## PROBLEM DETAILS
Your copy of the material must match it exactly, except that pictures are dropped.

## RAW DATA
# # # # #
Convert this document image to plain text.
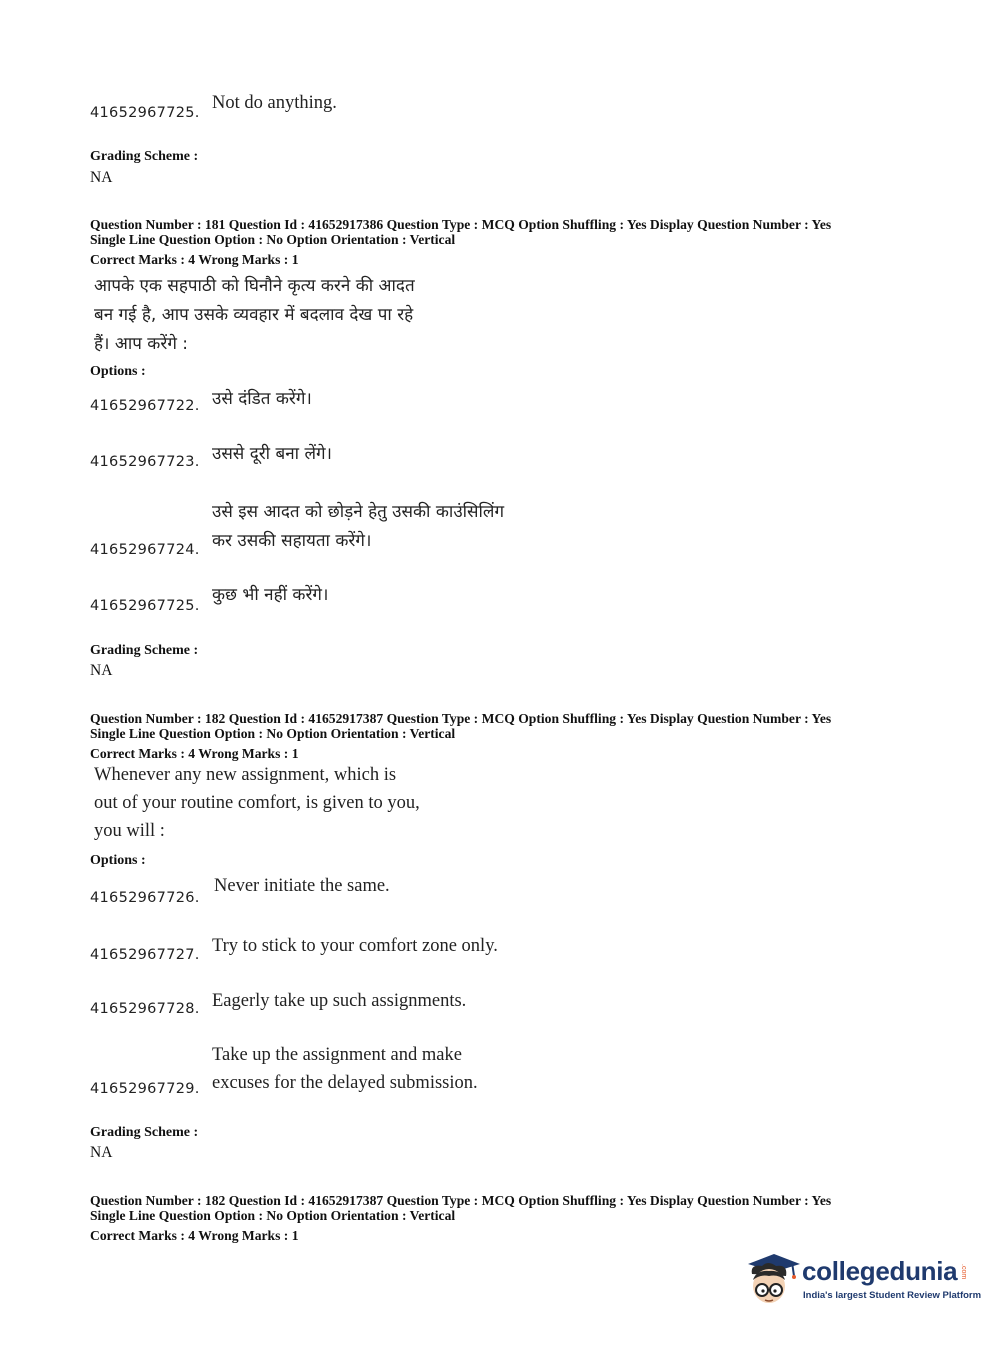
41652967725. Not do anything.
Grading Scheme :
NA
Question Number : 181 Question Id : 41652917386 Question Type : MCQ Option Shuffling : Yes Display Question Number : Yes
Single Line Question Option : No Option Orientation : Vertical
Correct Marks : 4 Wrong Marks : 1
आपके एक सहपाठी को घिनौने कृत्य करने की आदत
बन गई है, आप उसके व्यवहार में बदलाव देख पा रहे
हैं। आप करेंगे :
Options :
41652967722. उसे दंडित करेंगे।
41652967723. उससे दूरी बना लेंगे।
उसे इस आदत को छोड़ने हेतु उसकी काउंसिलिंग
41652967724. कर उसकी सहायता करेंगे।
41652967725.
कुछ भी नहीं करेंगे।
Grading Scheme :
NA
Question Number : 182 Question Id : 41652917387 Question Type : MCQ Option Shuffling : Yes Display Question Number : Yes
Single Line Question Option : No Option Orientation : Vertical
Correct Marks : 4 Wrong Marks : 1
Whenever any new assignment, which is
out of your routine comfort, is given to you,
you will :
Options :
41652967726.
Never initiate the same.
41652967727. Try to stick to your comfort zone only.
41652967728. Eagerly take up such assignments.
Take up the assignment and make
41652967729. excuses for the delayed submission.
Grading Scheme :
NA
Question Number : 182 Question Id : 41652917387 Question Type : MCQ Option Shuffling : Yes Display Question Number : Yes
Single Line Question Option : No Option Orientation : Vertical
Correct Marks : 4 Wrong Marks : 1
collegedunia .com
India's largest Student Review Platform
# # # # #
## THE SOLUTION
Convert this document image to plain text.
41652967725. Not do anything.
Grading Scheme :
NA
Question Number : 181 Question Id : 41652917386 Question Type : MCQ Option Shuffling : Yes Display Question Number : Yes
Single Line Question Option : No Option Orientation : Vertical
Correct Marks : 4 Wrong Marks : 1
आपके एक सहपाठी को घिनौने कृत्य करने की आदत
बन गई है, आप उसके व्यवहार में बदलाव देख पा रहे
हैं। आप करेंगे :
Options :
41652967722. उसे दंडित करेंगे।
41652967723. उससे दूरी बना लेंगे।
उसे इस आदत को छोड़ने हेतु उसकी काउंसिलिंग
41652967724. कर उसकी सहायता करेंगे।
41652967725.
कुछ भी नहीं करेंगे।
Grading Scheme :
NA
Question Number : 182 Question Id : 41652917387 Question Type : MCQ Option Shuffling : Yes Display Question Number : Yes
Single Line Question Option : No Option Orientation : Vertical
Correct Marks : 4 Wrong Marks : 1
Whenever any new assignment, which is
out of your routine comfort, is given to you,
you will :
Options :
41652967726.
Never initiate the same.
41652967727. Try to stick to your comfort zone only.
41652967728. Eagerly take up such assignments.
Take up the assignment and make
41652967729. excuses for the delayed submission.
Grading Scheme :
NA
Question Number : 182 Question Id : 41652917387 Question Type : MCQ Option Shuffling : Yes Display Question Number : Yes
Single Line Question Option : No Option Orientation : Vertical
Correct Marks : 4 Wrong Marks : 1
collegedunia .com
India's largest Student Review Platform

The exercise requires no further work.